• [Stated problem]: Your task is to write out the complete listing exactly as it is shown.

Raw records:
|---|

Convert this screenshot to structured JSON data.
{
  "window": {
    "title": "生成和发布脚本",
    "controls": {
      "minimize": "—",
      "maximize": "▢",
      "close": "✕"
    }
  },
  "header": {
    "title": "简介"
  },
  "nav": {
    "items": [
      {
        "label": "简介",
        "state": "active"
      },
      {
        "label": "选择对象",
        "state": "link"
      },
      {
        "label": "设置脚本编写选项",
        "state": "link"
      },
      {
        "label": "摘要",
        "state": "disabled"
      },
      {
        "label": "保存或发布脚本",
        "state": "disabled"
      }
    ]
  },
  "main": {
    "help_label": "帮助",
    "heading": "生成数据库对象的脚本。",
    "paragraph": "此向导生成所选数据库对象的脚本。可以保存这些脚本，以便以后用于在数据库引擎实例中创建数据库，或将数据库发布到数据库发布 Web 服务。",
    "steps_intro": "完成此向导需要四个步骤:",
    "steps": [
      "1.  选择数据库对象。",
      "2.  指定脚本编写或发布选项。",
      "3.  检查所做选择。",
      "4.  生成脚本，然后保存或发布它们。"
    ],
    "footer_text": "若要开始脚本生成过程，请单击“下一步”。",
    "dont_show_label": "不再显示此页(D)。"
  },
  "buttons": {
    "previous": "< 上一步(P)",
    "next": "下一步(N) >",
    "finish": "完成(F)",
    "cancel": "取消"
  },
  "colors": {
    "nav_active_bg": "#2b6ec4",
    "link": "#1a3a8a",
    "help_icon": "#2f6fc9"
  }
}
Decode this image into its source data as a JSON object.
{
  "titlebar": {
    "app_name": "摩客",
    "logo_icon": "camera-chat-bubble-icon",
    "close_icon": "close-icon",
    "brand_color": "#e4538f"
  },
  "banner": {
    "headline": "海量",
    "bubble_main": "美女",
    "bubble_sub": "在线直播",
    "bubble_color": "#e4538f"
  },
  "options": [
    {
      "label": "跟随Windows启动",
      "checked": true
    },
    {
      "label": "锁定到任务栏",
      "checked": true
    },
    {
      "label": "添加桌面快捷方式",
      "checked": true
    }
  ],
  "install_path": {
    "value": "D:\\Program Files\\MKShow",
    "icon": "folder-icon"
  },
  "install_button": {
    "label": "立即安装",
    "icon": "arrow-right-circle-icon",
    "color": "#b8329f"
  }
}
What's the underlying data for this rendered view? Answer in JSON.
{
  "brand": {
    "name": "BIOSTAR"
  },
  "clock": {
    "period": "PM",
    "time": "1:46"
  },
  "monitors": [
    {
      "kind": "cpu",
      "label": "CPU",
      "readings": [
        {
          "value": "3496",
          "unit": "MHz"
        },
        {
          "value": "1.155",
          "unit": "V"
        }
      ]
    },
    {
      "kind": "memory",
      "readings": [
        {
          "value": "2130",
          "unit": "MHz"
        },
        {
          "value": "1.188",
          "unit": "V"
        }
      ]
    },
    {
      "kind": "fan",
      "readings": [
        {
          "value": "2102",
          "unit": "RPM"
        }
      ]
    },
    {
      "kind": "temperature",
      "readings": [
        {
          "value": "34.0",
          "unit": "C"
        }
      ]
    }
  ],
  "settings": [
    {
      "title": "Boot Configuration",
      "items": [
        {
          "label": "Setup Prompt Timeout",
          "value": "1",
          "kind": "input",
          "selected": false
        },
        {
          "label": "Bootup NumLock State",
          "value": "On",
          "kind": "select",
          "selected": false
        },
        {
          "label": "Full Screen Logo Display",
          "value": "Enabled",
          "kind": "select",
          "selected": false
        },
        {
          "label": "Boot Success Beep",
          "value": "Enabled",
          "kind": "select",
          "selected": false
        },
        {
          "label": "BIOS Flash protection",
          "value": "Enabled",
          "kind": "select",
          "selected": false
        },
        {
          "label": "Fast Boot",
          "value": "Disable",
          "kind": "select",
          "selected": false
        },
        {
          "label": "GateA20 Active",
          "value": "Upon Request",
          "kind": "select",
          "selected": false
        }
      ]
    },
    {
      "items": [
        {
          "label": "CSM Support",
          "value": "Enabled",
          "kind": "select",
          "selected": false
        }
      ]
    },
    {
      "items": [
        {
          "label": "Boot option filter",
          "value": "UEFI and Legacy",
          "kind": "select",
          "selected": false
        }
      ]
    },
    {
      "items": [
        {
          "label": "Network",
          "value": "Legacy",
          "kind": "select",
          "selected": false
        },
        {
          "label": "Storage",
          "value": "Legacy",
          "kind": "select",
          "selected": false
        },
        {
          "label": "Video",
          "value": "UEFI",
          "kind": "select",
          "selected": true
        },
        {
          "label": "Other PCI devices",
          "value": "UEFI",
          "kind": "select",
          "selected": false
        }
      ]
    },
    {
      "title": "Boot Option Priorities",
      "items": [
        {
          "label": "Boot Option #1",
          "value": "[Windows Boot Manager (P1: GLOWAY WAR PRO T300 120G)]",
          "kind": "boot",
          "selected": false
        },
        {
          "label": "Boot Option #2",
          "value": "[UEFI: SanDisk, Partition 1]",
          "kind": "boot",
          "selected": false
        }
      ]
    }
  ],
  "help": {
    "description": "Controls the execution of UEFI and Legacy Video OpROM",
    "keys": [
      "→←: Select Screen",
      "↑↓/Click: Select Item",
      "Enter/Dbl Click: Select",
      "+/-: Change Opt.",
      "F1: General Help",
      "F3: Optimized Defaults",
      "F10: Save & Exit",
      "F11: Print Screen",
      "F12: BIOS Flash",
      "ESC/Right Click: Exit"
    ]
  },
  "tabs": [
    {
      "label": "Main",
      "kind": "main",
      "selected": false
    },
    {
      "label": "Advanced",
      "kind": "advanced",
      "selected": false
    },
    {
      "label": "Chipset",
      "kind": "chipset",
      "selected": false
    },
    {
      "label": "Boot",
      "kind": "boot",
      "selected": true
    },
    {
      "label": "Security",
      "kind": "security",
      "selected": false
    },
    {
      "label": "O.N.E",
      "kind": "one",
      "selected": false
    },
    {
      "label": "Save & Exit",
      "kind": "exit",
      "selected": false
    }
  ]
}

|---|

• [Written answer]:
Convert this screenshot to structured JSON data.
{
  "window": {
    "title": "生成和发布脚本",
    "controls": {
      "minimize": "—",
      "maximize": "▢",
      "close": "✕"
    }
  },
  "header": {
    "title": "简介"
  },
  "nav": {
    "items": [
      {
        "label": "简介",
        "state": "active"
      },
      {
        "label": "选择对象",
        "state": "link"
      },
      {
        "label": "设置脚本编写选项",
        "state": "link"
      },
      {
        "label": "摘要",
        "state": "disabled"
      },
      {
        "label": "保存或发布脚本",
        "state": "disabled"
      }
    ]
  },
  "main": {
    "help_label": "帮助",
    "heading": "生成数据库对象的脚本。",
    "paragraph": "此向导生成所选数据库对象的脚本。可以保存这些脚本，以便以后用于在数据库引擎实例中创建数据库，或将数据库发布到数据库发布 Web 服务。",
    "steps_intro": "完成此向导需要四个步骤:",
    "steps": [
      "1.  选择数据库对象。",
      "2.  指定脚本编写或发布选项。",
      "3.  检查所做选择。",
      "4.  生成脚本，然后保存或发布它们。"
    ],
    "footer_text": "若要开始脚本生成过程，请单击“下一步”。",
    "dont_show_label": "不再显示此页(D)。"
  },
  "buttons": {
    "previous": "< 上一步(P)",
    "next": "下一步(N) >",
    "finish": "完成(F)",
    "cancel": "取消"
  },
  "colors": {
    "nav_active_bg": "#2b6ec4",
    "link": "#1a3a8a",
    "help_icon": "#2f6fc9"
  }
}
Decode this image into its source data as a JSON object.
{
  "titlebar": {
    "app_name": "摩客",
    "logo_icon": "camera-chat-bubble-icon",
    "close_icon": "close-icon",
    "brand_color": "#e4538f"
  },
  "banner": {
    "headline": "海量",
    "bubble_main": "美女",
    "bubble_sub": "在线直播",
    "bubble_color": "#e4538f"
  },
  "options": [
    {
      "label": "跟随Windows启动",
      "checked": true
    },
    {
      "label": "锁定到任务栏",
      "checked": true
    },
    {
      "label": "添加桌面快捷方式",
      "checked": true
    }
  ],
  "install_path": {
    "value": "D:\\Program Files\\MKShow",
    "icon": "folder-icon"
  },
  "install_button": {
    "label": "立即安装",
    "icon": "arrow-right-circle-icon",
    "color": "#b8329f"
  }
}
What's the underlying data for this rendered view? Answer in JSON.
{
  "brand": {
    "name": "BIOSTAR"
  },
  "clock": {
    "period": "PM",
    "time": "1:46"
  },
  "monitors": [
    {
      "kind": "cpu",
      "label": "CPU",
      "readings": [
        {
          "value": "3496",
          "unit": "MHz"
        },
        {
          "value": "1.155",
          "unit": "V"
        }
      ]
    },
    {
      "kind": "memory",
      "readings": [
        {
          "value": "2130",
          "unit": "MHz"
        },
        {
          "value": "1.188",
          "unit": "V"
        }
      ]
    },
    {
      "kind": "fan",
      "readings": [
        {
          "value": "2102",
          "unit": "RPM"
        }
      ]
    },
    {
      "kind": "temperature",
      "readings": [
        {
          "value": "34.0",
          "unit": "C"
        }
      ]
    }
  ],
  "settings": [
    {
      "title": "Boot Configuration",
      "items": [
        {
          "label": "Setup Prompt Timeout",
          "value": "1",
          "kind": "input",
          "selected": false
        },
        {
          "label": "Bootup NumLock State",
          "value": "On",
          "kind": "select",
          "selected": false
        },
        {
          "label": "Full Screen Logo Display",
          "value": "Enabled",
          "kind": "select",
          "selected": false
        },
        {
          "label": "Boot Success Beep",
          "value": "Enabled",
          "kind": "select",
          "selected": false
        },
        {
          "label": "BIOS Flash protection",
          "value": "Enabled",
          "kind": "select",
          "selected": false
        },
        {
          "label": "Fast Boot",
          "value": "Disable",
          "kind": "select",
          "selected": false
        },
        {
          "label": "GateA20 Active",
          "value": "Upon Request",
          "kind": "select",
          "selected": false
        }
      ]
    },
    {
      "items": [
        {
          "label": "CSM Support",
          "value": "Enabled",
          "kind": "select",
          "selected": false
        }
      ]
    },
    {
      "items": [
        {
          "label": "Boot option filter",
          "value": "UEFI and Legacy",
          "kind": "select",
          "selected": false
        }
      ]
    },
    {
      "items": [
        {
          "label": "Network",
          "value": "Legacy",
          "kind": "select",
          "selected": false
        },
        {
          "label": "Storage",
          "value": "Legacy",
          "kind": "select",
          "selected": false
        },
        {
          "label": "Video",
          "value": "UEFI",
          "kind": "select",
          "selected": true
        },
        {
          "label": "Other PCI devices",
          "value": "UEFI",
          "kind": "select",
          "selected": false
        }
      ]
    },
    {
      "title": "Boot Option Priorities",
      "items": [
        {
          "label": "Boot Option #1",
          "value": "[Windows Boot Manager (P1: GLOWAY WAR PRO T300 120G)]",
          "kind": "boot",
          "selected": false
        },
        {
          "label": "Boot Option #2",
          "value": "[UEFI: SanDisk, Partition 1]",
          "kind": "boot",
          "selected": false
        }
      ]
    }
  ],
  "help": {
    "description": "Controls the execution of UEFI and Legacy Video OpROM",
    "keys": [
      "→←: Select Screen",
      "↑↓/Click: Select Item",
      "Enter/Dbl Click: Select",
      "+/-: Change Opt.",
      "F1: General Help",
      "F3: Optimized Defaults",
      "F10: Save & Exit",
      "F11: Print Screen",
      "F12: BIOS Flash",
      "ESC/Right Click: Exit"
    ]
  },
  "tabs": [
    {
      "label": "Main",
      "kind": "main",
      "selected": false
    },
    {
      "label": "Advanced",
      "kind": "advanced",
      "selected": false
    },
    {
      "label": "Chipset",
      "kind": "chipset",
      "selected": false
    },
    {
      "label": "Boot",
      "kind": "boot",
      "selected": true
    },
    {
      "label": "Security",
      "kind": "security",
      "selected": false
    },
    {
      "label": "O.N.E",
      "kind": "one",
      "selected": false
    },
    {
      "label": "Save & Exit",
      "kind": "exit",
      "selected": false
    }
  ]
}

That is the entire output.